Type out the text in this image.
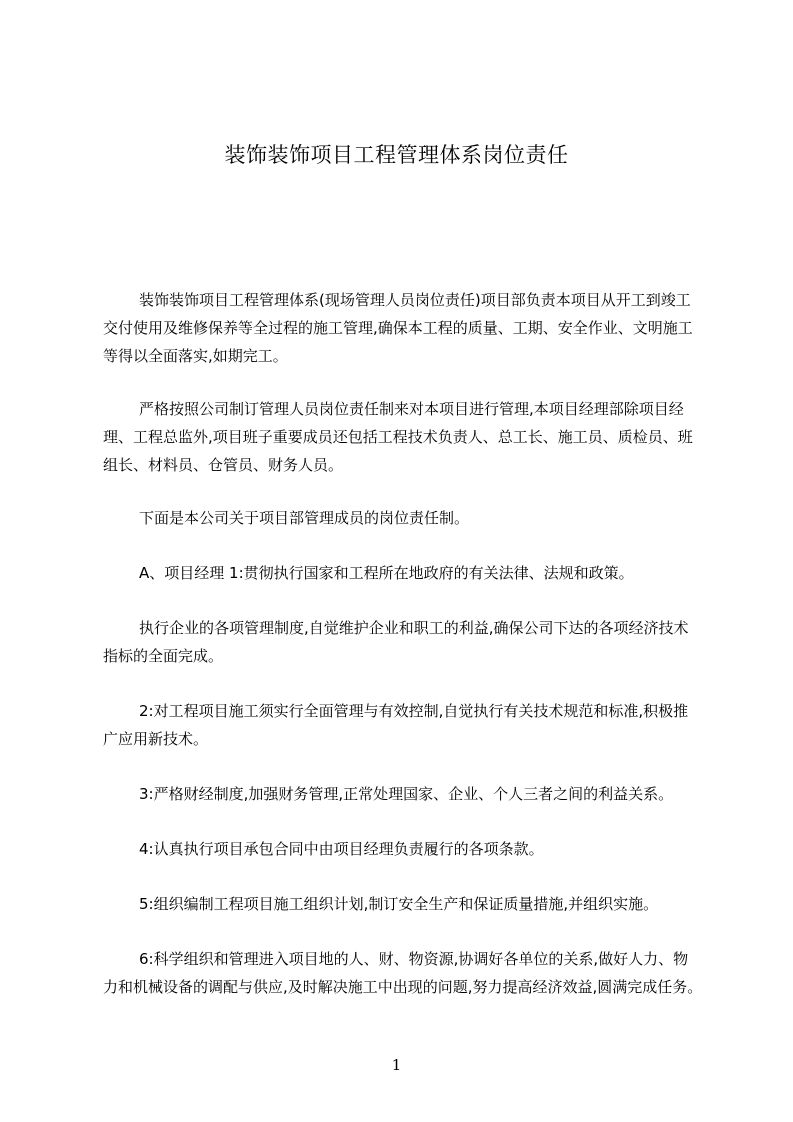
装饰装饰项目工程管理体系岗位责任

装饰装饰项目工程管理体系(现场管理人员岗位责任)项目部负责本项目从开工到竣工交付使用及维修保养等全过程的施工管理,确保本工程的质量、工期、安全作业、文明施工等得以全面落实,如期完工。

严格按照公司制订管理人员岗位责任制来对本项目进行管理,本项目经理部除项目经理、工程总监外,项目班子重要成员还包括工程技术负责人、总工长、施工员、质检员、班组长、材料员、仓管员、财务人员。

下面是本公司关于项目部管理成员的岗位责任制。

A、项目经理 1:贯彻执行国家和工程所在地政府的有关法律、法规和政策。

执行企业的各项管理制度,自觉维护企业和职工的利益,确保公司下达的各项经济技术指标的全面完成。

2:对工程项目施工须实行全面管理与有效控制,自觉执行有关技术规范和标准,积极推广应用新技术。

3:严格财经制度,加强财务管理,正常处理国家、企业、个人三者之间的利益关系。

4:认真执行项目承包合同中由项目经理负责履行的各项条款。

5:组织编制工程项目施工组织计划,制订安全生产和保证质量措施,并组织实施。

6:科学组织和管理进入项目地的人、财、物资源,协调好各单位的关系,做好人力、物力和机械设备的调配与供应,及时解决施工中出现的问题,努力提高经济效益,圆满完成任务。

1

Requirements: Copy out each line word for word, please, skipping the images.

Full output:
Type out the text in this image.
装饰装饰项目工程管理体系岗位责任

装饰装饰项目工程管理体系(现场管理人员岗位责任)项目部负责本项目从开工到竣工交付使用及维修保养等全过程的施工管理,确保本工程的质量、工期、安全作业、文明施工等得以全面落实,如期完工。

严格按照公司制订管理人员岗位责任制来对本项目进行管理,本项目经理部除项目经理、工程总监外,项目班子重要成员还包括工程技术负责人、总工长、施工员、质检员、班组长、材料员、仓管员、财务人员。

下面是本公司关于项目部管理成员的岗位责任制。

A、项目经理 1:贯彻执行国家和工程所在地政府的有关法律、法规和政策。

执行企业的各项管理制度,自觉维护企业和职工的利益,确保公司下达的各项经济技术指标的全面完成。

2:对工程项目施工须实行全面管理与有效控制,自觉执行有关技术规范和标准,积极推广应用新技术。

3:严格财经制度,加强财务管理,正常处理国家、企业、个人三者之间的利益关系。

4:认真执行项目承包合同中由项目经理负责履行的各项条款。

5:组织编制工程项目施工组织计划,制订安全生产和保证质量措施,并组织实施。

6:科学组织和管理进入项目地的人、财、物资源,协调好各单位的关系,做好人力、物力和机械设备的调配与供应,及时解决施工中出现的问题,努力提高经济效益,圆满完成任务。

1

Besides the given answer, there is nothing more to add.